Rewrite the rows between the line holding "hero-title-line2: 특별한 신용관리" and the line holding "status-prefix: 상위 10%로 — [114, 479, 183, 495]", inclusive, replacing "radar-chart" with "spider-chart" and keeping everything else the same.

===== DATA LINES =====

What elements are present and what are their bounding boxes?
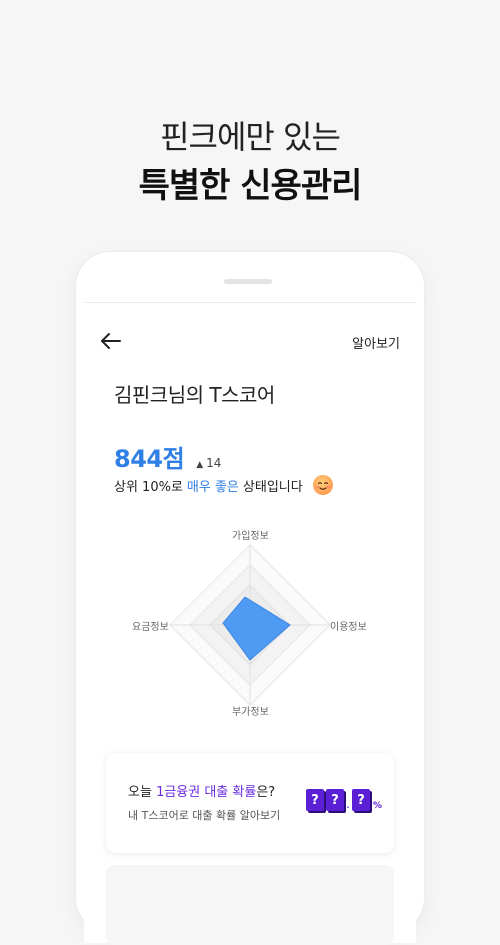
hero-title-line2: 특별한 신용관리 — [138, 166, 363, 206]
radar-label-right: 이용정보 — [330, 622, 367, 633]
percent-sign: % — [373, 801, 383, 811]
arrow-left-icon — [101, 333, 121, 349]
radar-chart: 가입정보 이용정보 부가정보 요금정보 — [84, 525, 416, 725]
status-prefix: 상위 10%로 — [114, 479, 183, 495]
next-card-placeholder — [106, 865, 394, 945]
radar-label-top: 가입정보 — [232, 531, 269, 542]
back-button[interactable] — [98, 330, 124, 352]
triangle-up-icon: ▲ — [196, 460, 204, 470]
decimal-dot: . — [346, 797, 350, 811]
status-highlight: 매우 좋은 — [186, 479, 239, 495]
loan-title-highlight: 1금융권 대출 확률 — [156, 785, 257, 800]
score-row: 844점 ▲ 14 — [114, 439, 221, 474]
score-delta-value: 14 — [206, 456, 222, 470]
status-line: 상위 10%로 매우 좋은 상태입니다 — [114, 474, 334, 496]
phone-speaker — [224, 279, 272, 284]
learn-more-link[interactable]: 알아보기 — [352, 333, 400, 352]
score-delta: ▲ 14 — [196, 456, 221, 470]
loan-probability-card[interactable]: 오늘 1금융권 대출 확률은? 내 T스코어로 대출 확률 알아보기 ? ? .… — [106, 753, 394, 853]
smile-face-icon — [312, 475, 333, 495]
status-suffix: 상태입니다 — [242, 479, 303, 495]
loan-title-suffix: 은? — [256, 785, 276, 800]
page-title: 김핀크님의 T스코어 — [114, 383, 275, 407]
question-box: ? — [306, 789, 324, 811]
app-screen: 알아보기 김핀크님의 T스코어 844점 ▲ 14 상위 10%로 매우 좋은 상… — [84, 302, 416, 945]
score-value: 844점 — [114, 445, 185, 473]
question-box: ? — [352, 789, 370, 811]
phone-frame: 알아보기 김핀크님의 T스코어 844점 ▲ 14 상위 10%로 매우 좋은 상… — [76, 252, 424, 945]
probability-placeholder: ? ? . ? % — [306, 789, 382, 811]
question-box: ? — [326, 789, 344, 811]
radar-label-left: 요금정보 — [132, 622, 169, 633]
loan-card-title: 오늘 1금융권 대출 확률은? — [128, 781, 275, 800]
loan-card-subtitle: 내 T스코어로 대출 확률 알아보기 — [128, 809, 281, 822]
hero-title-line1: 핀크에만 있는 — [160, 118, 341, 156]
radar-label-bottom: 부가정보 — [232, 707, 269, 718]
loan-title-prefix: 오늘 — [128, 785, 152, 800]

=====

* **TASK OUTPUT**
hero-title-line2: 특별한 신용관리 — [138, 166, 363, 206]
radar-label-right: 이용정보 — [330, 622, 367, 633]
percent-sign: % — [373, 801, 383, 811]
arrow-left-icon — [101, 333, 121, 349]
spider-chart: 가입정보 이용정보 부가정보 요금정보 — [84, 525, 416, 725]
status-prefix: 상위 10%로 — [114, 479, 183, 495]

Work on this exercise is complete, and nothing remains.